__INSTRUCTIONS TO FOLLOW__: Copy the entries below word for word.

__SUPPLIED MATERIAL__:
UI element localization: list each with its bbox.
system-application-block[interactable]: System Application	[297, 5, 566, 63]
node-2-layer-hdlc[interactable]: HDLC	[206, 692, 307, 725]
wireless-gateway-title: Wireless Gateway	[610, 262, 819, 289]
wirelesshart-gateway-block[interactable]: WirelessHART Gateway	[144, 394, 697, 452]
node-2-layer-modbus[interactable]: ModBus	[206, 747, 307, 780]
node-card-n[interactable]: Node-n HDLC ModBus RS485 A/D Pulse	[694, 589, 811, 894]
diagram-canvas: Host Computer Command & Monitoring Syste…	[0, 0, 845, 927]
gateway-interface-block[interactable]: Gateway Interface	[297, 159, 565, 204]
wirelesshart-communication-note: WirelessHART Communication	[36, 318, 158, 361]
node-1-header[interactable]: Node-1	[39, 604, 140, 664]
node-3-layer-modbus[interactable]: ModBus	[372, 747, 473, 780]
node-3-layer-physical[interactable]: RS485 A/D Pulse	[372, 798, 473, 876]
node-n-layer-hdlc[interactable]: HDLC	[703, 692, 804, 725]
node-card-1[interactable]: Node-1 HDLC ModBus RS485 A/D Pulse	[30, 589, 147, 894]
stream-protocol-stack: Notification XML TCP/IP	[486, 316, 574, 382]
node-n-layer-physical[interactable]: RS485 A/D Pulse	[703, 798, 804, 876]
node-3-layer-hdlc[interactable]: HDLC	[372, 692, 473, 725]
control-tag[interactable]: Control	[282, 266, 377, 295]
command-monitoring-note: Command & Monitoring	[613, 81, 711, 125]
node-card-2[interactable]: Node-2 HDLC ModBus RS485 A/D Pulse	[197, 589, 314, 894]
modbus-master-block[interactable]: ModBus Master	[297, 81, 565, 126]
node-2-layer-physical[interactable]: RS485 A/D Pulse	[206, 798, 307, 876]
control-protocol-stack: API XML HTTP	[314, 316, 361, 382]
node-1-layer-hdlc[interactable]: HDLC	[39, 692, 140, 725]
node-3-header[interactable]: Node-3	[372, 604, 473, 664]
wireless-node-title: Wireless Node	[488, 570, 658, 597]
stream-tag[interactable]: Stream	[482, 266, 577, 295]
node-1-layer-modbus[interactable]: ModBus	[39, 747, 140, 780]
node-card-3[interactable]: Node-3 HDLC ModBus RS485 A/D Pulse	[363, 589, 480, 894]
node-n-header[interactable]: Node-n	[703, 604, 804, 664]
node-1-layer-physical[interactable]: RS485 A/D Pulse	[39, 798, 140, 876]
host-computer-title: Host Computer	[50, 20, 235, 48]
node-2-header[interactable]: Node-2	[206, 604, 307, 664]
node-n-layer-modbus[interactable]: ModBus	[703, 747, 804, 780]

__THE ANSWER__:
UI element localization: list each with its bbox.
system-application-block[interactable]: System Application	[297, 5, 566, 63]
node-2-layer-hdlc[interactable]: HDLC	[206, 692, 307, 725]
wireless-gateway-title: Wireless Gateway	[610, 262, 819, 289]
wirelesshart-gateway-block[interactable]: WirelessHART Gateway	[144, 394, 697, 452]
node-2-layer-modbus[interactable]: ModBus	[206, 747, 307, 780]
node-card-n[interactable]: Node-n HDLC ModBus RS485 A/D Pulse	[694, 589, 811, 894]
diagram-canvas: Host Computer Command & Monitoring Syste…	[0, 0, 845, 927]
gateway-interface-block[interactable]: Gateway Interface	[297, 159, 565, 204]
wirelesshart-communication-note: WirelessHART Communication	[36, 318, 158, 361]
node-1-header[interactable]: Node-1	[39, 604, 140, 664]
node-3-layer-modbus[interactable]: ModBus	[372, 747, 473, 780]
node-3-layer-physical[interactable]: RS485 A/D Pulse	[372, 798, 473, 876]
node-n-layer-hdlc[interactable]: HDLC	[703, 692, 804, 725]
node-card-1[interactable]: Node-1 HDLC ModBus RS485 A/D Pulse	[30, 589, 147, 894]
stream-protocol-stack: Notification XML TCP/IP	[486, 316, 574, 382]
node-n-layer-physical[interactable]: RS485 A/D Pulse	[703, 798, 804, 876]
node-3-layer-hdlc[interactable]: HDLC	[372, 692, 473, 725]
control-tag[interactable]: Control	[282, 266, 377, 295]
command-monitoring-note: Command & Monitoring	[613, 81, 711, 125]
node-card-2[interactable]: Node-2 HDLC ModBus RS485 A/D Pulse	[197, 589, 314, 894]
modbus-master-block[interactable]: ModBus Master	[297, 81, 565, 126]
node-2-layer-physical[interactable]: RS485 A/D Pulse	[206, 798, 307, 876]
control-protocol-stack: API XML HTTP	[314, 316, 361, 382]
node-1-layer-hdlc[interactable]: HDLC	[39, 692, 140, 725]
node-3-header[interactable]: Node-3	[372, 604, 473, 664]
wireless-node-title: Wireless Node	[488, 570, 658, 597]
stream-tag[interactable]: Stream	[482, 266, 577, 295]
node-1-layer-modbus[interactable]: ModBus	[39, 747, 140, 780]
node-card-3[interactable]: Node-3 HDLC ModBus RS485 A/D Pulse	[363, 589, 480, 894]
node-n-header[interactable]: Node-n	[703, 604, 804, 664]
node-1-layer-physical[interactable]: RS485 A/D Pulse	[39, 798, 140, 876]
host-computer-title: Host Computer	[50, 20, 235, 48]
node-2-header[interactable]: Node-2	[206, 604, 307, 664]
node-n-layer-modbus[interactable]: ModBus	[703, 747, 804, 780]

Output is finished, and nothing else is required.